(Data records)
= = =

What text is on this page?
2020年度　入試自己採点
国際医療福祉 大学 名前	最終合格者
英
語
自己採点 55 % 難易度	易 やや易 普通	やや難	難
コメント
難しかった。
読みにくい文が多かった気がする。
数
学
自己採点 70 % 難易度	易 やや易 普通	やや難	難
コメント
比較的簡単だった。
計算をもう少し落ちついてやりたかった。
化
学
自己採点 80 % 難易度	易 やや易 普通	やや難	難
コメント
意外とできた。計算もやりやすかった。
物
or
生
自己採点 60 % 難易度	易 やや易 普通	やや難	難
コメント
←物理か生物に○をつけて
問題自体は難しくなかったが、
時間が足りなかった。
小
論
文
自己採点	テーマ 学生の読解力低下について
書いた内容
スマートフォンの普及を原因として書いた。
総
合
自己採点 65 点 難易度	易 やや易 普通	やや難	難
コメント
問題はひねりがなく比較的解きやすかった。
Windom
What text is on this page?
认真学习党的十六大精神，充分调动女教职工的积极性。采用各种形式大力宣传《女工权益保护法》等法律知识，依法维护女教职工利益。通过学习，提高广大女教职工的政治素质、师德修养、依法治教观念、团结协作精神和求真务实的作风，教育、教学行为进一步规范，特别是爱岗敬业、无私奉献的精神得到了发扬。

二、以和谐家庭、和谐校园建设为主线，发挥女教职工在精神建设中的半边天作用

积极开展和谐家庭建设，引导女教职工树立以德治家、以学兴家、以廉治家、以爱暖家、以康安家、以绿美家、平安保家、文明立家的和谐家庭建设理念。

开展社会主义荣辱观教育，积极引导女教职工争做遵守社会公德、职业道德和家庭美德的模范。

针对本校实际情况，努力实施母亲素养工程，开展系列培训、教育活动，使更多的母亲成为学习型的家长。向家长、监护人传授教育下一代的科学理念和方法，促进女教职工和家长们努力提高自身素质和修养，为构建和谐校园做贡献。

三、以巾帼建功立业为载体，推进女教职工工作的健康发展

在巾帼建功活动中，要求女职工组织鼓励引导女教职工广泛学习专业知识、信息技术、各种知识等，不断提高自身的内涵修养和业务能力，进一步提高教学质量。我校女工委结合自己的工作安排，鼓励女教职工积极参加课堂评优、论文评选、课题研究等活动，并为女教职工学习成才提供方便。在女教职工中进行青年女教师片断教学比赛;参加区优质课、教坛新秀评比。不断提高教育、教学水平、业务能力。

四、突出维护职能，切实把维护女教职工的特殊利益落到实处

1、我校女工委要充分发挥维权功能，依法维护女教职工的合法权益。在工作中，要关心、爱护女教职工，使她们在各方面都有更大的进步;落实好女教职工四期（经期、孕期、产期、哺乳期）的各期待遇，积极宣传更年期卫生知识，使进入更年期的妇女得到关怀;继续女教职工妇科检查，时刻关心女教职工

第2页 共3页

= = =

→ **Problem description**: Extract every record. Keep wording exact.

→ **Task result**:
What text is on this page?
2020年度　入試自己採点
国際医療福祉 大学 名前	最終合格者
英
語
自己採点 55 % 難易度	易 やや易 普通	やや難	難
コメント
難しかった。
読みにくい文が多かった気がする。
数
学
自己採点 70 % 難易度	易 やや易 普通	やや難	難
コメント
比較的簡単だった。
計算をもう少し落ちついてやりたかった。
化
学
自己採点 80 % 難易度	易 やや易 普通	やや難	難
コメント
意外とできた。計算もやりやすかった。
物
or
生
自己採点 60 % 難易度	易 やや易 普通	やや難	難
コメント
←物理か生物に○をつけて
問題自体は難しくなかったが、
時間が足りなかった。
小
論
文
自己採点	テーマ 学生の読解力低下について
書いた内容
スマートフォンの普及を原因として書いた。
総
合
自己採点 65 点 難易度	易 やや易 普通	やや難	難
コメント
問題はひねりがなく比較的解きやすかった。
Windom
What text is on this page?
认真学习党的十六大精神，充分调动女教职工的积极性。采用各种形式大力宣传《女工权益保护法》等法律知识，依法维护女教职工利益。通过学习，提高广大女教职工的政治素质、师德修养、依法治教观念、团结协作精神和求真务实的作风，教育、教学行为进一步规范，特别是爱岗敬业、无私奉献的精神得到了发扬。

二、以和谐家庭、和谐校园建设为主线，发挥女教职工在精神建设中的半边天作用

积极开展和谐家庭建设，引导女教职工树立以德治家、以学兴家、以廉治家、以爱暖家、以康安家、以绿美家、平安保家、文明立家的和谐家庭建设理念。

开展社会主义荣辱观教育，积极引导女教职工争做遵守社会公德、职业道德和家庭美德的模范。

针对本校实际情况，努力实施母亲素养工程，开展系列培训、教育活动，使更多的母亲成为学习型的家长。向家长、监护人传授教育下一代的科学理念和方法，促进女教职工和家长们努力提高自身素质和修养，为构建和谐校园做贡献。

三、以巾帼建功立业为载体，推进女教职工工作的健康发展

在巾帼建功活动中，要求女职工组织鼓励引导女教职工广泛学习专业知识、信息技术、各种知识等，不断提高自身的内涵修养和业务能力，进一步提高教学质量。我校女工委结合自己的工作安排，鼓励女教职工积极参加课堂评优、论文评选、课题研究等活动，并为女教职工学习成才提供方便。在女教职工中进行青年女教师片断教学比赛;参加区优质课、教坛新秀评比。不断提高教育、教学水平、业务能力。

四、突出维护职能，切实把维护女教职工的特殊利益落到实处

1、我校女工委要充分发挥维权功能，依法维护女教职工的合法权益。在工作中，要关心、爱护女教职工，使她们在各方面都有更大的进步;落实好女教职工四期（经期、孕期、产期、哺乳期）的各期待遇，积极宣传更年期卫生知识，使进入更年期的妇女得到关怀;继续女教职工妇科检查，时刻关心女教职工

第2页 共3页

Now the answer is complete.